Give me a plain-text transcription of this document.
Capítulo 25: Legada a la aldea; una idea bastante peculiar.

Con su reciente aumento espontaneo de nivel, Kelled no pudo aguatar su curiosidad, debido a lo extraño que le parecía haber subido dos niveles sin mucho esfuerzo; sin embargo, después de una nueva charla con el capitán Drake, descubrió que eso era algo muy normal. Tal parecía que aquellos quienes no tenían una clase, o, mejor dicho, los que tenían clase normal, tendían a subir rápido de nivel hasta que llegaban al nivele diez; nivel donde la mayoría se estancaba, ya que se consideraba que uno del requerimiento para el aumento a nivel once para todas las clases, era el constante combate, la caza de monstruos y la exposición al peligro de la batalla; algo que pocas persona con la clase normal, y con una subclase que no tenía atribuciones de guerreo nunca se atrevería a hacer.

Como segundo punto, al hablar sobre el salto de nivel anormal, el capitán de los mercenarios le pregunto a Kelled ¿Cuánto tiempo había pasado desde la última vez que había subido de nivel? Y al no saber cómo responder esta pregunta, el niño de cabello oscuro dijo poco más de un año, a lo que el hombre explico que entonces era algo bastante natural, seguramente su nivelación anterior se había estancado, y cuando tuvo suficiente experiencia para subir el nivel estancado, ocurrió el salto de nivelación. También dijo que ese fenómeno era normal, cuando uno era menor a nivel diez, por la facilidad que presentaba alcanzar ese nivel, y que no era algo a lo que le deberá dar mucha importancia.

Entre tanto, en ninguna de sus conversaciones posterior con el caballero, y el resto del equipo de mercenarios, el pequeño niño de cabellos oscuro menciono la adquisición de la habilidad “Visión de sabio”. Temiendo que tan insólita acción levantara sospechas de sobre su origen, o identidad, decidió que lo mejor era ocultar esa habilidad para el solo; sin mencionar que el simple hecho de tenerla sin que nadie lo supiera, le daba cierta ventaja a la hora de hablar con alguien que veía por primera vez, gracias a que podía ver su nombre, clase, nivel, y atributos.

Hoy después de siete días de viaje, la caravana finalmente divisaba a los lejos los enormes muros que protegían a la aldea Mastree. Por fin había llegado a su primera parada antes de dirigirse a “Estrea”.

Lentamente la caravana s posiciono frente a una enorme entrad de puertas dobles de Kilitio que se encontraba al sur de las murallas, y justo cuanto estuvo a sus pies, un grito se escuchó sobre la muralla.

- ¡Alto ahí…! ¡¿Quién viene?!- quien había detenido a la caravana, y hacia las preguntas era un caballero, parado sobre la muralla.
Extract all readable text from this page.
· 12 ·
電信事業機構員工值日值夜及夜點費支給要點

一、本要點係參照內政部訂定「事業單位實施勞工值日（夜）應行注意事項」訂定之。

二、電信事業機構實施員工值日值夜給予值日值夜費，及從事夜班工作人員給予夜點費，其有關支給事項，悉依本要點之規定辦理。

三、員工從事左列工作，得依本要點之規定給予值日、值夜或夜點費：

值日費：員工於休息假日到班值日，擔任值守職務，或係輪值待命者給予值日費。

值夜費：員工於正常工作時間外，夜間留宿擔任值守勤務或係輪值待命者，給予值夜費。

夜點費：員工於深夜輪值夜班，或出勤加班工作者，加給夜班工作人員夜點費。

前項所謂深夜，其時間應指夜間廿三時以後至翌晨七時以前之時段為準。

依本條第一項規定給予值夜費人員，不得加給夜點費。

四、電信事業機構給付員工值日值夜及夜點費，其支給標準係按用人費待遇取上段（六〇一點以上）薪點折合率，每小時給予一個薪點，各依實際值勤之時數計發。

__GOAL__
Wherever the word "this" occurs in a line of the listing, copy that line.

__SOLUTION TO THE PROBLEM__
Give me a plain-text transcription of this document.
Extract all readable text from this page.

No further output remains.